» Stated problem
Word for word, quote the lines from the one containing "What data populates" to the end of the entries below, including both. Leave pictures out.

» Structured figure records
• • • •
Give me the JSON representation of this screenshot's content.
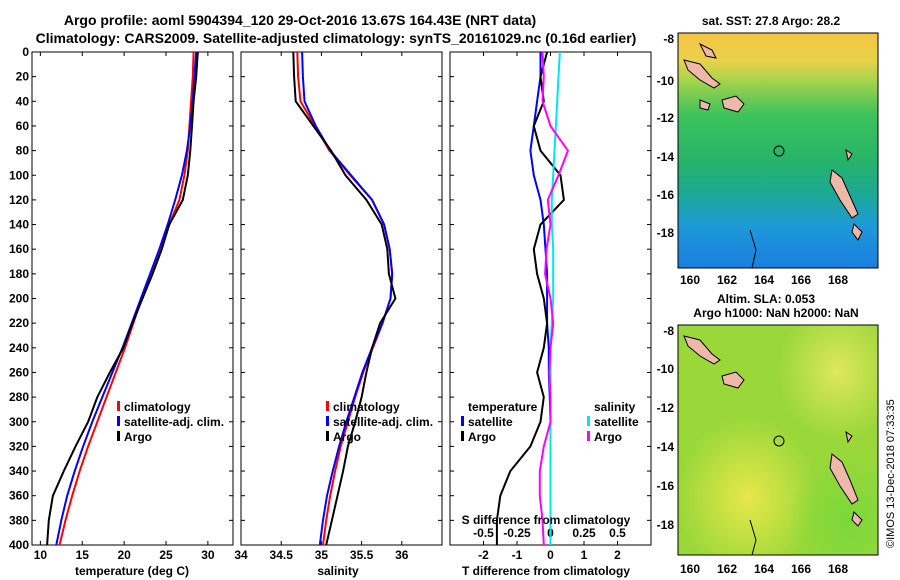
{
  "header": {
    "line1": "Argo profile: aoml 5904394_120 29-Oct-2016 13.67S 164.43E (NRT data)",
    "line2": "Climatology: CARS2009. Satellite-adjusted climatology: synTS_20161029.nc (0.16d earlier)"
  },
  "colors": {
    "climatology": "#ff0000",
    "satellite": "#0000ff",
    "argo": "#000000",
    "magenta": "#ff00ff",
    "cyan": "#00e5ee"
  },
  "chart_data": [
    {
      "type": "line",
      "title": "",
      "xlabel": "temperature (deg C)",
      "ylabel": "",
      "xlim": [
        9,
        33
      ],
      "ylim": [
        400,
        0
      ],
      "xticks": [
        "10",
        "15",
        "20",
        "25",
        "30"
      ],
      "xtick_values": [
        10,
        15,
        20,
        25,
        30
      ],
      "yticks": [
        "0",
        "20",
        "40",
        "60",
        "80",
        "100",
        "120",
        "140",
        "160",
        "180",
        "200",
        "220",
        "240",
        "260",
        "280",
        "300",
        "320",
        "340",
        "360",
        "380",
        "400"
      ],
      "y": [
        0,
        20,
        40,
        60,
        80,
        100,
        120,
        140,
        160,
        180,
        200,
        220,
        240,
        260,
        280,
        300,
        320,
        340,
        360,
        380,
        400
      ],
      "series": [
        {
          "name": "climatology",
          "color": "#ff0000",
          "values": [
            28.3,
            28.2,
            28.0,
            27.8,
            27.6,
            27.2,
            26.6,
            25.4,
            24.3,
            23.2,
            22.1,
            21.1,
            20.1,
            19.0,
            17.9,
            16.8,
            15.7,
            14.7,
            13.8,
            13.0,
            12.3
          ]
        },
        {
          "name": "satellite-adj. clim.",
          "color": "#0000ff",
          "values": [
            28.6,
            28.4,
            28.2,
            27.9,
            27.5,
            26.9,
            26.1,
            25.2,
            24.2,
            23.1,
            22.0,
            20.9,
            19.8,
            18.6,
            17.4,
            16.2,
            15.1,
            14.1,
            13.2,
            12.5,
            11.9
          ]
        },
        {
          "name": "Argo",
          "color": "#000000",
          "values": [
            28.8,
            28.6,
            28.3,
            28.1,
            27.9,
            27.6,
            27.0,
            25.4,
            24.5,
            23.4,
            22.2,
            21.0,
            19.9,
            18.3,
            16.8,
            15.7,
            14.2,
            12.8,
            11.5,
            11.0,
            10.8
          ]
        }
      ],
      "legend": [
        "climatology",
        "satellite-adj. clim.",
        "Argo"
      ]
    },
    {
      "type": "line",
      "title": "",
      "xlabel": "salinity",
      "ylabel": "",
      "xlim": [
        34,
        36.5
      ],
      "ylim": [
        400,
        0
      ],
      "xticks": [
        "34",
        "34.5",
        "35",
        "35.5",
        "36"
      ],
      "xtick_values": [
        34,
        34.5,
        35,
        35.5,
        36
      ],
      "y": [
        0,
        20,
        40,
        60,
        80,
        100,
        120,
        140,
        160,
        180,
        200,
        220,
        240,
        260,
        280,
        300,
        320,
        340,
        360,
        380,
        400
      ],
      "series": [
        {
          "name": "climatology",
          "color": "#ff0000",
          "values": [
            34.7,
            34.71,
            34.74,
            34.92,
            35.1,
            35.36,
            35.63,
            35.78,
            35.85,
            35.88,
            35.86,
            35.76,
            35.64,
            35.52,
            35.42,
            35.33,
            35.24,
            35.17,
            35.11,
            35.06,
            35.02
          ]
        },
        {
          "name": "satellite-adj. clim.",
          "color": "#0000ff",
          "values": [
            34.76,
            34.77,
            34.79,
            34.93,
            35.11,
            35.37,
            35.63,
            35.78,
            35.85,
            35.88,
            35.86,
            35.76,
            35.63,
            35.51,
            35.41,
            35.31,
            35.22,
            35.14,
            35.07,
            35.02,
            34.98
          ]
        },
        {
          "name": "Argo",
          "color": "#000000",
          "values": [
            34.65,
            34.66,
            34.68,
            34.9,
            35.12,
            35.3,
            35.56,
            35.75,
            35.82,
            35.84,
            35.92,
            35.73,
            35.63,
            35.56,
            35.5,
            35.42,
            35.33,
            35.27,
            35.2,
            35.13,
            35.06
          ]
        }
      ],
      "legend": [
        "climatology",
        "satellite-adj. clim.",
        "Argo"
      ]
    },
    {
      "type": "line",
      "title": "",
      "xlabel": "T difference from climatology",
      "xlabel2": "S difference from climatology",
      "xlim": [
        -3,
        3
      ],
      "ylim": [
        400,
        0
      ],
      "xticks": [
        "-2",
        "-1",
        "0",
        "1",
        "2"
      ],
      "xtick_values": [
        -2,
        -1,
        0,
        1,
        2
      ],
      "xticks_s": [
        "-0.5",
        "-0.25",
        "0",
        "0.25",
        "0.5"
      ],
      "xticks_s_values": [
        -0.5,
        -0.25,
        0,
        0.25,
        0.5
      ],
      "y": [
        0,
        20,
        40,
        60,
        80,
        100,
        120,
        140,
        160,
        180,
        200,
        220,
        240,
        260,
        280,
        300,
        320,
        340,
        360,
        380,
        400
      ],
      "series": [
        {
          "name": "temperature satellite",
          "color": "#0000ff",
          "values": [
            -0.3,
            -0.3,
            -0.4,
            -0.5,
            -0.6,
            -0.5,
            -0.3,
            -0.2,
            -0.15,
            -0.1,
            -0.1,
            -0.1,
            -0.05,
            -0.05,
            -0.02,
            0.0,
            0.0,
            0.0,
            0.0,
            0.0,
            0.0
          ]
        },
        {
          "name": "temperature Argo",
          "color": "#000000",
          "values": [
            -0.1,
            -0.3,
            -0.2,
            -0.5,
            -0.3,
            0.3,
            0.4,
            -0.3,
            -0.5,
            -0.4,
            -0.2,
            -0.1,
            -0.2,
            -0.4,
            -0.2,
            -0.3,
            -0.6,
            -1.2,
            -1.5,
            -1.6,
            -1.6
          ]
        },
        {
          "name": "salinity satellite",
          "color": "#00e5ee",
          "values": [
            0.07,
            0.06,
            0.05,
            0.04,
            0.03,
            0.02,
            0.01,
            0.01,
            0.02,
            0.02,
            0.02,
            0.01,
            0.0,
            0.0,
            0.0,
            0.0,
            0.0,
            0.0,
            0.0,
            0.0,
            0.0
          ]
        },
        {
          "name": "salinity Argo",
          "color": "#ff00ff",
          "values": [
            -0.06,
            -0.05,
            -0.06,
            0.0,
            0.13,
            0.06,
            -0.02,
            0.0,
            -0.03,
            -0.04,
            0.0,
            0.02,
            0.0,
            -0.01,
            0.0,
            0.0,
            -0.05,
            -0.08,
            -0.08,
            -0.06,
            -0.05
          ]
        }
      ],
      "legend_left_title": "temperature",
      "legend_right_title": "salinity",
      "legend_left": [
        "satellite",
        "Argo"
      ],
      "legend_right": [
        "satellite",
        "Argo"
      ]
    }
  ],
  "maps": {
    "sst": {
      "title": "sat. SST: 27.8 Argo: 28.2",
      "yticks": [
        "-8",
        "-10",
        "-12",
        "-14",
        "-16",
        "-18"
      ],
      "xticks": [
        "160",
        "162",
        "164",
        "166",
        "168"
      ]
    },
    "sla": {
      "title1": "Altim. SLA: 0.053",
      "title2": "Argo h1000: NaN h2000: NaN",
      "yticks": [
        "-8",
        "-10",
        "-12",
        "-14",
        "-16",
        "-18"
      ],
      "xticks": [
        "160",
        "162",
        "164",
        "166",
        "168"
      ]
    }
  },
  "footer": {
    "credit": "©IMOS 13-Dec-2018 07:33:35"
  }
}
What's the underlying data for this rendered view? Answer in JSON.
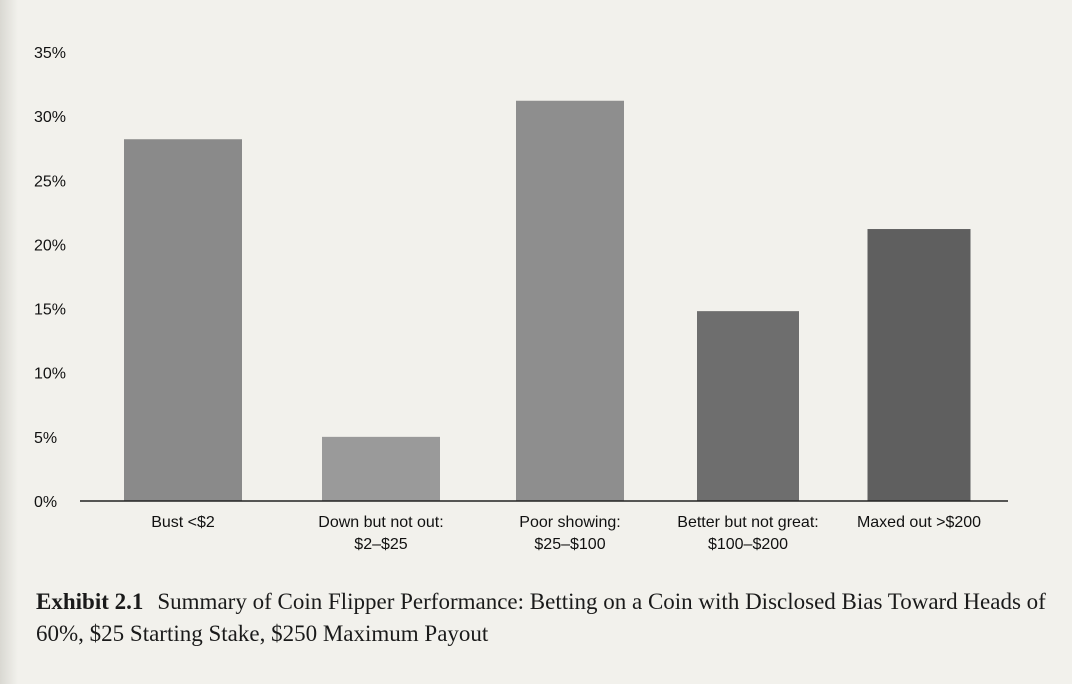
{
  "chart_data": {
    "type": "bar",
    "categories": [
      [
        "Bust <$2"
      ],
      [
        "Down but not out:",
        "$2–$25"
      ],
      [
        "Poor showing:",
        "$25–$100"
      ],
      [
        "Better but not great:",
        "$100–$200"
      ],
      [
        "Maxed out >$200"
      ]
    ],
    "values": [
      28.2,
      5.0,
      31.2,
      14.8,
      21.2
    ],
    "ylim": [
      0,
      35
    ],
    "yticks": [
      0,
      5,
      10,
      15,
      20,
      25,
      30,
      35
    ],
    "ytick_labels": [
      "0%",
      "5%",
      "10%",
      "15%",
      "20%",
      "25%",
      "30%",
      "35%"
    ],
    "bar_colors": [
      "#8a8a8a",
      "#9a9a9a",
      "#8e8e8e",
      "#6e6e6e",
      "#5f5f5f"
    ],
    "grid": false,
    "xlabel": "",
    "ylabel": ""
  },
  "caption": {
    "label": "Exhibit 2.1",
    "text": "Summary of Coin Flipper Performance: Betting on a Coin with Disclosed Bias Toward Heads of 60%, $25 Starting Stake, $250 Maximum Payout"
  }
}
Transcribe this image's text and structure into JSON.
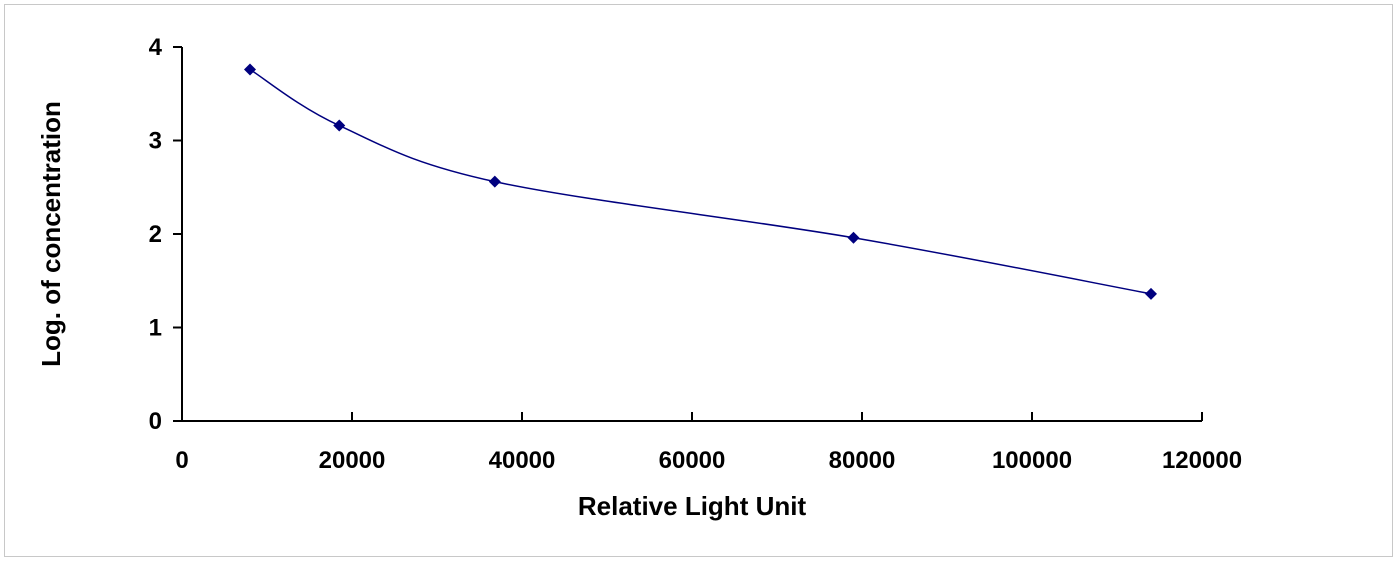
{
  "chart_data": {
    "type": "scatter",
    "title": "",
    "xlabel": "Relative Light Unit",
    "ylabel": "Log. of concentration",
    "xlim": [
      0,
      120000
    ],
    "ylim": [
      0,
      4
    ],
    "x_ticks": [
      "0",
      "20000",
      "40000",
      "60000",
      "80000",
      "100000",
      "120000"
    ],
    "y_ticks": [
      "0",
      "1",
      "2",
      "3",
      "4"
    ],
    "grid": false,
    "legend": "none",
    "line_color": "#00007f",
    "marker_color": "#00007f",
    "marker": "diamond",
    "smooth_line": true,
    "series": [
      {
        "x": [
          8000,
          18500,
          36800,
          79000,
          114000
        ],
        "y": [
          3.76,
          3.16,
          2.56,
          1.96,
          1.36
        ]
      }
    ]
  }
}
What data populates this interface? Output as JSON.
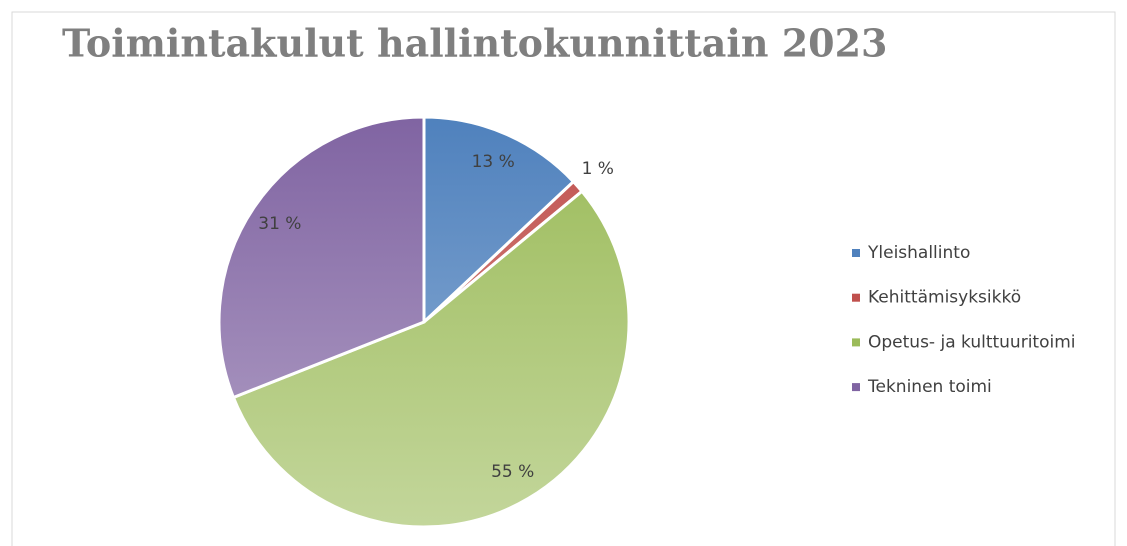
{
  "chart_data": {
    "type": "pie",
    "title": "Toimintakulut hallintokunnittain 2023",
    "categories": [
      "Yleishallinto",
      "Kehittämisyksikkö",
      "Opetus- ja kulttuuritoimi",
      "Tekninen toimi"
    ],
    "values": [
      13,
      1,
      55,
      31
    ],
    "value_labels": [
      "13 %",
      "1 %",
      "55 %",
      "31 %"
    ],
    "colors": [
      [
        "#4f81bd",
        "#95b3d7"
      ],
      [
        "#c0504d",
        "#d99694"
      ],
      [
        "#9bbb59",
        "#c3d69b"
      ],
      [
        "#8064a2",
        "#b3a2c7"
      ]
    ],
    "legend": "right"
  }
}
• • • •
» Solution for this exercise
What data populates this interface? Output as JSON.
{
  "chart_data": {
    "type": "pie",
    "title": "Toimintakulut hallintokunnittain 2023",
    "categories": [
      "Yleishallinto",
      "Kehittämisyksikkö",
      "Opetus- ja kulttuuritoimi",
      "Tekninen toimi"
    ],
    "values": [
      13,
      1,
      55,
      31
    ],
    "value_labels": [
      "13 %",
      "1 %",
      "55 %",
      "31 %"
    ],
    "colors": [
      [
        "#4f81bd",
        "#95b3d7"
      ],
      [
        "#c0504d",
        "#d99694"
      ],
      [
        "#9bbb59",
        "#c3d69b"
      ],
      [
        "#8064a2",
        "#b3a2c7"
      ]
    ],
    "legend": "right"
  }
}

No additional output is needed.